=== EXERCISE INPUTS ===
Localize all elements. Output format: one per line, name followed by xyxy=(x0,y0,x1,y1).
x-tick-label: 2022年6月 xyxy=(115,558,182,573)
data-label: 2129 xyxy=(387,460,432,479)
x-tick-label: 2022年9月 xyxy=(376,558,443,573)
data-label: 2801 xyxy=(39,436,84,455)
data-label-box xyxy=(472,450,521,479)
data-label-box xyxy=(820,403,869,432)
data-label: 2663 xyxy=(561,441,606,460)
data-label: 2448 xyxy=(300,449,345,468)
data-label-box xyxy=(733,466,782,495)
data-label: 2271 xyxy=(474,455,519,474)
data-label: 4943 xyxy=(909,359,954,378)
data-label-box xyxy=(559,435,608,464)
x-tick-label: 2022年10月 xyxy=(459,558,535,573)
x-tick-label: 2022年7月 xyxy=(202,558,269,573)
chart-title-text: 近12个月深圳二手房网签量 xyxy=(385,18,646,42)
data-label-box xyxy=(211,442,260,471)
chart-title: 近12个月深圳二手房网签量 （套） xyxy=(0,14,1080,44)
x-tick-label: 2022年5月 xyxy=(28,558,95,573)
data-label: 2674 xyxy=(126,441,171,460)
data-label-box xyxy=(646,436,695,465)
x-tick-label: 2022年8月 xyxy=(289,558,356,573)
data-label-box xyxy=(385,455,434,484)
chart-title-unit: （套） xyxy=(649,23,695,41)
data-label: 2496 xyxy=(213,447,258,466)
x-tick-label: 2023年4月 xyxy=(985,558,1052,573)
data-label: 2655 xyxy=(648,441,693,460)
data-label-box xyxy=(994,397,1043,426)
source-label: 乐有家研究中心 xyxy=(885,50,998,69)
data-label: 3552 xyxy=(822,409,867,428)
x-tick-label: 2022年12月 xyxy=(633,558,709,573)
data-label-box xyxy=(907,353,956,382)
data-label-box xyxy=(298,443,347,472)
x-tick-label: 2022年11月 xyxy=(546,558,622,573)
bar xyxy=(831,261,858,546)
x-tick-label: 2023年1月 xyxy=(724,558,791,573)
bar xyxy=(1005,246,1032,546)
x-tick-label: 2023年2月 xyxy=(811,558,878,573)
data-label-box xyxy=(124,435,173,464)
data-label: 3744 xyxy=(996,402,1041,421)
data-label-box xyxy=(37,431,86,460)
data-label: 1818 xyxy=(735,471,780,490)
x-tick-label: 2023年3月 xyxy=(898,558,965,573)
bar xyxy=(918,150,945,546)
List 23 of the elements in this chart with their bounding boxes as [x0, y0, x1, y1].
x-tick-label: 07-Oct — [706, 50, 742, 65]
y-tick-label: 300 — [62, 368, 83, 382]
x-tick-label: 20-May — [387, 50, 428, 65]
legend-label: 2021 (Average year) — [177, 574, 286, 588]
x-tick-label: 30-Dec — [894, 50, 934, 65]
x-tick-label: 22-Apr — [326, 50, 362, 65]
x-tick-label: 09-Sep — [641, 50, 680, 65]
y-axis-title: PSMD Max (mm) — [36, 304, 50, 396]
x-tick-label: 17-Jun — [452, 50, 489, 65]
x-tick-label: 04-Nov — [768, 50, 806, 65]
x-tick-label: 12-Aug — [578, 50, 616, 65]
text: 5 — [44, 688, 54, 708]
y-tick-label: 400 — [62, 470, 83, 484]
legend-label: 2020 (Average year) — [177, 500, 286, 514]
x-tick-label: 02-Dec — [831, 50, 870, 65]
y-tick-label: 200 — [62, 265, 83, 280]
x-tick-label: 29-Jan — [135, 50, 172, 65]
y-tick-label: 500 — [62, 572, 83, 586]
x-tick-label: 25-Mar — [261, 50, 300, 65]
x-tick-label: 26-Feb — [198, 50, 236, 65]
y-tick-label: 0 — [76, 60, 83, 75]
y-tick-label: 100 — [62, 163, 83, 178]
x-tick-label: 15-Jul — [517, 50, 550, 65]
===
**DESCRIPTION OF THE TASK:**
Copy all of the material above line for line, changing nothing.

**REPLY TO THE TASK:**
Localize all elements. Output format: one per line, name followed by xyxy=(x0,y0,x1,y1).
x-tick-label: 2022年6月 xyxy=(115,558,182,573)
data-label: 2129 xyxy=(387,460,432,479)
x-tick-label: 2022年9月 xyxy=(376,558,443,573)
data-label: 2801 xyxy=(39,436,84,455)
data-label-box xyxy=(472,450,521,479)
data-label-box xyxy=(820,403,869,432)
data-label: 2663 xyxy=(561,441,606,460)
data-label: 2448 xyxy=(300,449,345,468)
data-label-box xyxy=(733,466,782,495)
data-label: 2271 xyxy=(474,455,519,474)
data-label: 4943 xyxy=(909,359,954,378)
data-label-box xyxy=(559,435,608,464)
x-tick-label: 2022年10月 xyxy=(459,558,535,573)
x-tick-label: 2022年7月 xyxy=(202,558,269,573)
chart-title-text: 近12个月深圳二手房网签量 xyxy=(385,18,646,42)
data-label-box xyxy=(211,442,260,471)
chart-title: 近12个月深圳二手房网签量 （套） xyxy=(0,14,1080,44)
x-tick-label: 2022年5月 xyxy=(28,558,95,573)
data-label: 2674 xyxy=(126,441,171,460)
data-label-box xyxy=(646,436,695,465)
x-tick-label: 2022年8月 xyxy=(289,558,356,573)
data-label-box xyxy=(385,455,434,484)
chart-title-unit: （套） xyxy=(649,23,695,41)
data-label: 2496 xyxy=(213,447,258,466)
x-tick-label: 2023年4月 xyxy=(985,558,1052,573)
data-label: 2655 xyxy=(648,441,693,460)
data-label-box xyxy=(994,397,1043,426)
source-label: 乐有家研究中心 xyxy=(885,50,998,69)
data-label: 3552 xyxy=(822,409,867,428)
x-tick-label: 2022年12月 xyxy=(633,558,709,573)
data-label-box xyxy=(907,353,956,382)
data-label-box xyxy=(298,443,347,472)
x-tick-label: 2022年11月 xyxy=(546,558,622,573)
bar xyxy=(831,261,858,546)
x-tick-label: 2023年1月 xyxy=(724,558,791,573)
bar xyxy=(1005,246,1032,546)
x-tick-label: 2023年2月 xyxy=(811,558,878,573)
data-label-box xyxy=(124,435,173,464)
data-label: 3744 xyxy=(996,402,1041,421)
data-label-box xyxy=(37,431,86,460)
data-label: 1818 xyxy=(735,471,780,490)
x-tick-label: 2023年3月 xyxy=(898,558,965,573)
bar xyxy=(918,150,945,546)
List 23 of the elements in this chart with their bounding boxes as [x0, y0, x1, y1].
x-tick-label: 07-Oct — [706, 50, 742, 65]
y-tick-label: 300 — [62, 368, 83, 382]
x-tick-label: 20-May — [387, 50, 428, 65]
legend-label: 2021 (Average year) — [177, 574, 286, 588]
x-tick-label: 30-Dec — [894, 50, 934, 65]
x-tick-label: 22-Apr — [326, 50, 362, 65]
x-tick-label: 09-Sep — [641, 50, 680, 65]
y-axis-title: PSMD Max (mm) — [36, 304, 50, 396]
x-tick-label: 17-Jun — [452, 50, 489, 65]
x-tick-label: 04-Nov — [768, 50, 806, 65]
x-tick-label: 12-Aug — [578, 50, 616, 65]
text: 5 — [44, 688, 54, 708]
y-tick-label: 400 — [62, 470, 83, 484]
legend-label: 2020 (Average year) — [177, 500, 286, 514]
x-tick-label: 02-Dec — [831, 50, 870, 65]
y-tick-label: 200 — [62, 265, 83, 280]
x-tick-label: 29-Jan — [135, 50, 172, 65]
y-tick-label: 500 — [62, 572, 83, 586]
x-tick-label: 25-Mar — [261, 50, 300, 65]
x-tick-label: 26-Feb — [198, 50, 236, 65]
y-tick-label: 0 — [76, 60, 83, 75]
y-tick-label: 100 — [62, 163, 83, 178]
x-tick-label: 15-Jul — [517, 50, 550, 65]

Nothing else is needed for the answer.